### Short problem
Pictures are not part of the copy; repeat everything else in the records exactly.

### Data to process

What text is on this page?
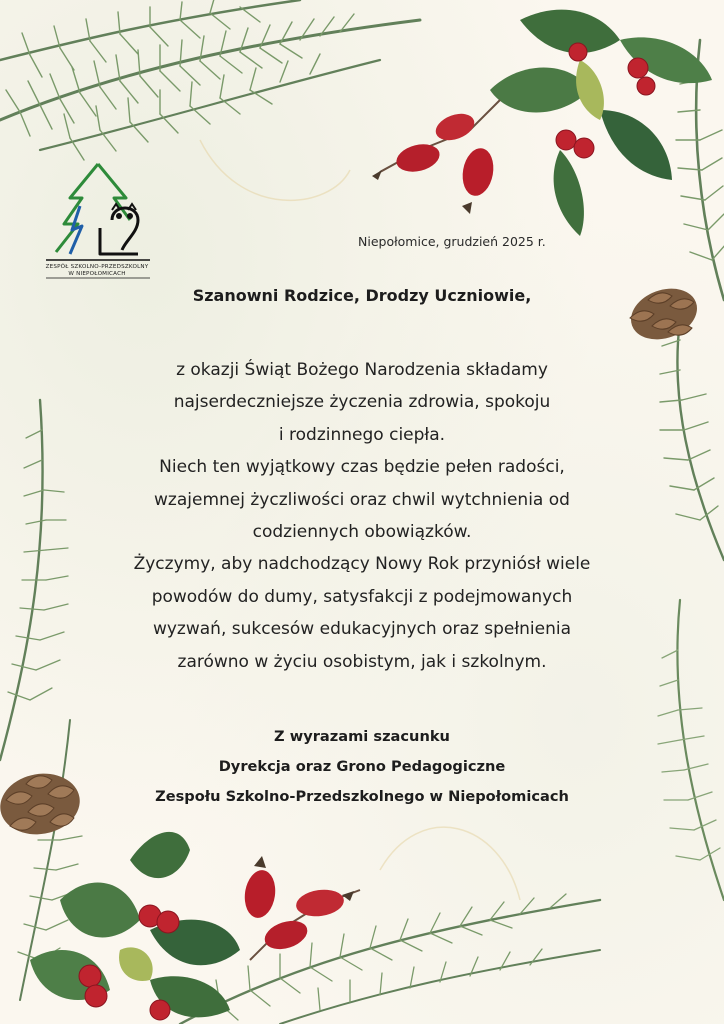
ZESPÓŁ SZKOLNO-PRZEDSZKOLNY
W NIEPOŁOMICACH
Niepołomice, grudzień 2025 r.
Szanowni Rodzice, Drodzy Uczniowie,
z okazji Świąt Bożego Narodzenia składamy
najserdeczniejsze życzenia zdrowia, spokoju
i rodzinnego ciepła.
Niech ten wyjątkowy czas będzie pełen radości,
wzajemnej życzliwości oraz chwil wytchnienia od
codziennych obowiązków.
Życzymy, aby nadchodzący Nowy Rok przyniósł wiele
powodów do dumy, satysfakcji z podejmowanych
wyzwań, sukcesów edukacyjnych oraz spełnienia
zarówno w życiu osobistym, jak i szkolnym.
Z wyrazami szacunku
Dyrekcja oraz Grono Pedagogiczne
Zespołu Szkolno-Przedszkolnego w Niepołomicach
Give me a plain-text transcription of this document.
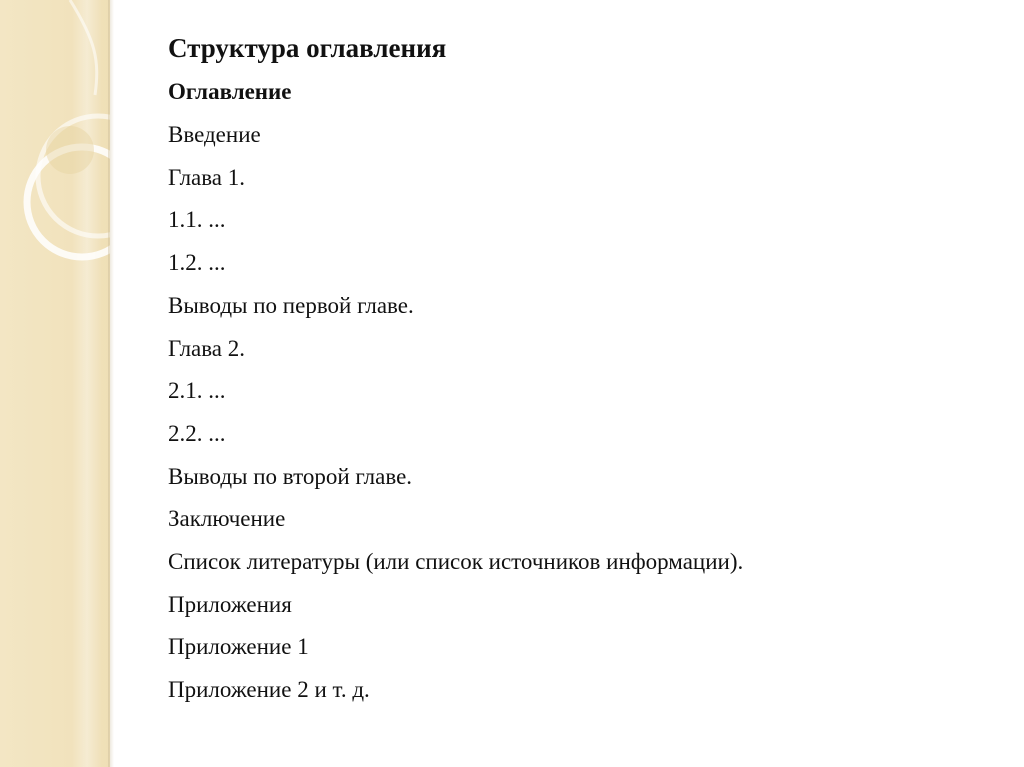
Структура оглавления

Оглавление

Введение

Глава 1.

1.1. ...

1.2. ...

Выводы по первой главе.

Глава 2.

2.1. ...

2.2. ...

Выводы по второй главе.

Заключение

Список литературы (или список источников информации).

Приложения

Приложение 1

Приложение 2 и т. д.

### In response
What text is on this page?
ZESPÓŁ SZKOLNO-PRZEDSZKOLNY
W NIEPOŁOMICACH
Niepołomice, grudzień 2025 r.
Szanowni Rodzice, Drodzy Uczniowie,
z okazji Świąt Bożego Narodzenia składamy
najserdeczniejsze życzenia zdrowia, spokoju
i rodzinnego ciepła.
Niech ten wyjątkowy czas będzie pełen radości,
wzajemnej życzliwości oraz chwil wytchnienia od
codziennych obowiązków.
Życzymy, aby nadchodzący Nowy Rok przyniósł wiele
powodów do dumy, satysfakcji z podejmowanych
wyzwań, sukcesów edukacyjnych oraz spełnienia
zarówno w życiu osobistym, jak i szkolnym.
Z wyrazami szacunku
Dyrekcja oraz Grono Pedagogiczne
Zespołu Szkolno-Przedszkolnego w Niepołomicach
Give me a plain-text transcription of this document.
Структура оглавления

Оглавление

Введение

Глава 1.

1.1. ...

1.2. ...

Выводы по первой главе.

Глава 2.

2.1. ...

2.2. ...

Выводы по второй главе.

Заключение

Список литературы (или список источников информации).

Приложения

Приложение 1

Приложение 2 и т. д.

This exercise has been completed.